TASK DETAILS: All material below is to be reproduced exactly.

PROVIDED INFORMATION:
++++++

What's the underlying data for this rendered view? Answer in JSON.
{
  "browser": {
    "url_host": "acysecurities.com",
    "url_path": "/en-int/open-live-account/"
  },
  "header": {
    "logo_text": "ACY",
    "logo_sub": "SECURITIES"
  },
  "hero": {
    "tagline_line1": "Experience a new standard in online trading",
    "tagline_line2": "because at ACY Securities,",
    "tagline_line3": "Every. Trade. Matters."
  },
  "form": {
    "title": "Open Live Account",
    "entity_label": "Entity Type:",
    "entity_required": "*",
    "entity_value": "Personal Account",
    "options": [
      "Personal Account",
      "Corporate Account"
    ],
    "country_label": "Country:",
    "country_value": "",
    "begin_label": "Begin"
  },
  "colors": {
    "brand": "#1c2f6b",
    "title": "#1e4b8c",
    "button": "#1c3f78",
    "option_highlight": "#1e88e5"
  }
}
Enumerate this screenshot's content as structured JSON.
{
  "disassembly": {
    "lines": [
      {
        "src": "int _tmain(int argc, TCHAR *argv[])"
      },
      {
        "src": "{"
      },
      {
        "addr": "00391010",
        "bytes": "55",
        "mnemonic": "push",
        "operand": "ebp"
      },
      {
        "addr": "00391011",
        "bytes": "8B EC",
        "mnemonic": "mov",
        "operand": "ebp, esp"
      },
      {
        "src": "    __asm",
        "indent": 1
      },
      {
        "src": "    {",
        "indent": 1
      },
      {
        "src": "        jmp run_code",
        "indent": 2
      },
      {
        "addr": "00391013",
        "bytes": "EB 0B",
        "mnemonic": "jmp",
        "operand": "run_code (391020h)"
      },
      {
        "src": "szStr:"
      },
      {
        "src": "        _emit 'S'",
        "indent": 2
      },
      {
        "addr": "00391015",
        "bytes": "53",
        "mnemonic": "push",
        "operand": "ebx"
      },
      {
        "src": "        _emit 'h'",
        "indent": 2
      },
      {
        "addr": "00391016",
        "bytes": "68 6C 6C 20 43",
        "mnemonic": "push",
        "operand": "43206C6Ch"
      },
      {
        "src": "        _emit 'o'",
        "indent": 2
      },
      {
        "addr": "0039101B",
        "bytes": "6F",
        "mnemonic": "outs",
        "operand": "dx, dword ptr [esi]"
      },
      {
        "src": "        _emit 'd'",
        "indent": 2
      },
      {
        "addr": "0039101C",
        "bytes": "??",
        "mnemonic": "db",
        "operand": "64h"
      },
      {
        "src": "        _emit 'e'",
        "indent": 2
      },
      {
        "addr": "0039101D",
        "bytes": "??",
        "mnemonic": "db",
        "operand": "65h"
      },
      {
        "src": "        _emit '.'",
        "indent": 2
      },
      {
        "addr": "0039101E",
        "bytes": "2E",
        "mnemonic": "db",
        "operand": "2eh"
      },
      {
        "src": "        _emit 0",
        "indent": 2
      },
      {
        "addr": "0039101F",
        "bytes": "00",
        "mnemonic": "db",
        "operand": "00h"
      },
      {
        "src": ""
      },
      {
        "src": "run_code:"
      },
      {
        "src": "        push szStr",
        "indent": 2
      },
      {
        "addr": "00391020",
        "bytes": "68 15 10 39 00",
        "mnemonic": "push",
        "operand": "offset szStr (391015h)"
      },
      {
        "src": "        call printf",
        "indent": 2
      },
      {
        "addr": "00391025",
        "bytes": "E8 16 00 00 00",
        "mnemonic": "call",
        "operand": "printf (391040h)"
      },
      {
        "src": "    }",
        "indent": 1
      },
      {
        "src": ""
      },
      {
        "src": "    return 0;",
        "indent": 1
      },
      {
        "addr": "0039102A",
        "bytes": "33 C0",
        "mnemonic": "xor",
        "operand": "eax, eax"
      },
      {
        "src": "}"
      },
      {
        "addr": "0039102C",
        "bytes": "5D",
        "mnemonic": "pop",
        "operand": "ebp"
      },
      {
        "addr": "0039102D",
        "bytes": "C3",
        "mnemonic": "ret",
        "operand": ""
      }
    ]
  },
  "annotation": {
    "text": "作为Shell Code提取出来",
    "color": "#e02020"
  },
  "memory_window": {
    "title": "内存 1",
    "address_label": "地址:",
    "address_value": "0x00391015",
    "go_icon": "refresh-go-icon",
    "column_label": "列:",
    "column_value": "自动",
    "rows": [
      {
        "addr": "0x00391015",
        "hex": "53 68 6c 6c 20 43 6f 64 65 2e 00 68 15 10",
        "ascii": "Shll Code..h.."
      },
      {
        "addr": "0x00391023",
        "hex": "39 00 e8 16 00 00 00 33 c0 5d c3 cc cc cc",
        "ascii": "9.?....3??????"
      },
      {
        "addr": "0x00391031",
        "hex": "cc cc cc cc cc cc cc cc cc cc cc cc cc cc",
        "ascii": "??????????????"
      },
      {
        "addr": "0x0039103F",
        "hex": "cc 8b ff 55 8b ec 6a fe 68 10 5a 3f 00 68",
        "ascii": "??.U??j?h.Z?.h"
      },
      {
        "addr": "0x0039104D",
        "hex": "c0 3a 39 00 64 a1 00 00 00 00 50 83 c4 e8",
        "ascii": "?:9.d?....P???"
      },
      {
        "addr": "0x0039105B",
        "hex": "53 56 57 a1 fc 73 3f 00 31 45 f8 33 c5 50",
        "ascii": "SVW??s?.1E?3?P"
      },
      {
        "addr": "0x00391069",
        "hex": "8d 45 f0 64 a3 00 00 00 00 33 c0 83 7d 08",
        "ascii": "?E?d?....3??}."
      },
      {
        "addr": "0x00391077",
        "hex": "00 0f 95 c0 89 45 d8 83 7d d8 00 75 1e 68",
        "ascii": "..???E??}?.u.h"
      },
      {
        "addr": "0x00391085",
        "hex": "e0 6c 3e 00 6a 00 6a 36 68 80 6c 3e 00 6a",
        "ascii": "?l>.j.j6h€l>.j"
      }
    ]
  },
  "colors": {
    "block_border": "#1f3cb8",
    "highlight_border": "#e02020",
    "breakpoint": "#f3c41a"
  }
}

++++++

RESULT FOR THIS TASK:
What's the underlying data for this rendered view? Answer in JSON.
{
  "browser": {
    "url_host": "acysecurities.com",
    "url_path": "/en-int/open-live-account/"
  },
  "header": {
    "logo_text": "ACY",
    "logo_sub": "SECURITIES"
  },
  "hero": {
    "tagline_line1": "Experience a new standard in online trading",
    "tagline_line2": "because at ACY Securities,",
    "tagline_line3": "Every. Trade. Matters."
  },
  "form": {
    "title": "Open Live Account",
    "entity_label": "Entity Type:",
    "entity_required": "*",
    "entity_value": "Personal Account",
    "options": [
      "Personal Account",
      "Corporate Account"
    ],
    "country_label": "Country:",
    "country_value": "",
    "begin_label": "Begin"
  },
  "colors": {
    "brand": "#1c2f6b",
    "title": "#1e4b8c",
    "button": "#1c3f78",
    "option_highlight": "#1e88e5"
  }
}
Enumerate this screenshot's content as structured JSON.
{
  "disassembly": {
    "lines": [
      {
        "src": "int _tmain(int argc, TCHAR *argv[])"
      },
      {
        "src": "{"
      },
      {
        "addr": "00391010",
        "bytes": "55",
        "mnemonic": "push",
        "operand": "ebp"
      },
      {
        "addr": "00391011",
        "bytes": "8B EC",
        "mnemonic": "mov",
        "operand": "ebp, esp"
      },
      {
        "src": "    __asm",
        "indent": 1
      },
      {
        "src": "    {",
        "indent": 1
      },
      {
        "src": "        jmp run_code",
        "indent": 2
      },
      {
        "addr": "00391013",
        "bytes": "EB 0B",
        "mnemonic": "jmp",
        "operand": "run_code (391020h)"
      },
      {
        "src": "szStr:"
      },
      {
        "src": "        _emit 'S'",
        "indent": 2
      },
      {
        "addr": "00391015",
        "bytes": "53",
        "mnemonic": "push",
        "operand": "ebx"
      },
      {
        "src": "        _emit 'h'",
        "indent": 2
      },
      {
        "addr": "00391016",
        "bytes": "68 6C 6C 20 43",
        "mnemonic": "push",
        "operand": "43206C6Ch"
      },
      {
        "src": "        _emit 'o'",
        "indent": 2
      },
      {
        "addr": "0039101B",
        "bytes": "6F",
        "mnemonic": "outs",
        "operand": "dx, dword ptr [esi]"
      },
      {
        "src": "        _emit 'd'",
        "indent": 2
      },
      {
        "addr": "0039101C",
        "bytes": "??",
        "mnemonic": "db",
        "operand": "64h"
      },
      {
        "src": "        _emit 'e'",
        "indent": 2
      },
      {
        "addr": "0039101D",
        "bytes": "??",
        "mnemonic": "db",
        "operand": "65h"
      },
      {
        "src": "        _emit '.'",
        "indent": 2
      },
      {
        "addr": "0039101E",
        "bytes": "2E",
        "mnemonic": "db",
        "operand": "2eh"
      },
      {
        "src": "        _emit 0",
        "indent": 2
      },
      {
        "addr": "0039101F",
        "bytes": "00",
        "mnemonic": "db",
        "operand": "00h"
      },
      {
        "src": ""
      },
      {
        "src": "run_code:"
      },
      {
        "src": "        push szStr",
        "indent": 2
      },
      {
        "addr": "00391020",
        "bytes": "68 15 10 39 00",
        "mnemonic": "push",
        "operand": "offset szStr (391015h)"
      },
      {
        "src": "        call printf",
        "indent": 2
      },
      {
        "addr": "00391025",
        "bytes": "E8 16 00 00 00",
        "mnemonic": "call",
        "operand": "printf (391040h)"
      },
      {
        "src": "    }",
        "indent": 1
      },
      {
        "src": ""
      },
      {
        "src": "    return 0;",
        "indent": 1
      },
      {
        "addr": "0039102A",
        "bytes": "33 C0",
        "mnemonic": "xor",
        "operand": "eax, eax"
      },
      {
        "src": "}"
      },
      {
        "addr": "0039102C",
        "bytes": "5D",
        "mnemonic": "pop",
        "operand": "ebp"
      },
      {
        "addr": "0039102D",
        "bytes": "C3",
        "mnemonic": "ret",
        "operand": ""
      }
    ]
  },
  "annotation": {
    "text": "作为Shell Code提取出来",
    "color": "#e02020"
  },
  "memory_window": {
    "title": "内存 1",
    "address_label": "地址:",
    "address_value": "0x00391015",
    "go_icon": "refresh-go-icon",
    "column_label": "列:",
    "column_value": "自动",
    "rows": [
      {
        "addr": "0x00391015",
        "hex": "53 68 6c 6c 20 43 6f 64 65 2e 00 68 15 10",
        "ascii": "Shll Code..h.."
      },
      {
        "addr": "0x00391023",
        "hex": "39 00 e8 16 00 00 00 33 c0 5d c3 cc cc cc",
        "ascii": "9.?....3??????"
      },
      {
        "addr": "0x00391031",
        "hex": "cc cc cc cc cc cc cc cc cc cc cc cc cc cc",
        "ascii": "??????????????"
      },
      {
        "addr": "0x0039103F",
        "hex": "cc 8b ff 55 8b ec 6a fe 68 10 5a 3f 00 68",
        "ascii": "??.U??j?h.Z?.h"
      },
      {
        "addr": "0x0039104D",
        "hex": "c0 3a 39 00 64 a1 00 00 00 00 50 83 c4 e8",
        "ascii": "?:9.d?....P???"
      },
      {
        "addr": "0x0039105B",
        "hex": "53 56 57 a1 fc 73 3f 00 31 45 f8 33 c5 50",
        "ascii": "SVW??s?.1E?3?P"
      },
      {
        "addr": "0x00391069",
        "hex": "8d 45 f0 64 a3 00 00 00 00 33 c0 83 7d 08",
        "ascii": "?E?d?....3??}."
      },
      {
        "addr": "0x00391077",
        "hex": "00 0f 95 c0 89 45 d8 83 7d d8 00 75 1e 68",
        "ascii": "..???E??}?.u.h"
      },
      {
        "addr": "0x00391085",
        "hex": "e0 6c 3e 00 6a 00 6a 36 68 80 6c 3e 00 6a",
        "ascii": "?l>.j.j6h€l>.j"
      }
    ]
  },
  "colors": {
    "block_border": "#1f3cb8",
    "highlight_border": "#e02020",
    "breakpoint": "#f3c41a"
  }
}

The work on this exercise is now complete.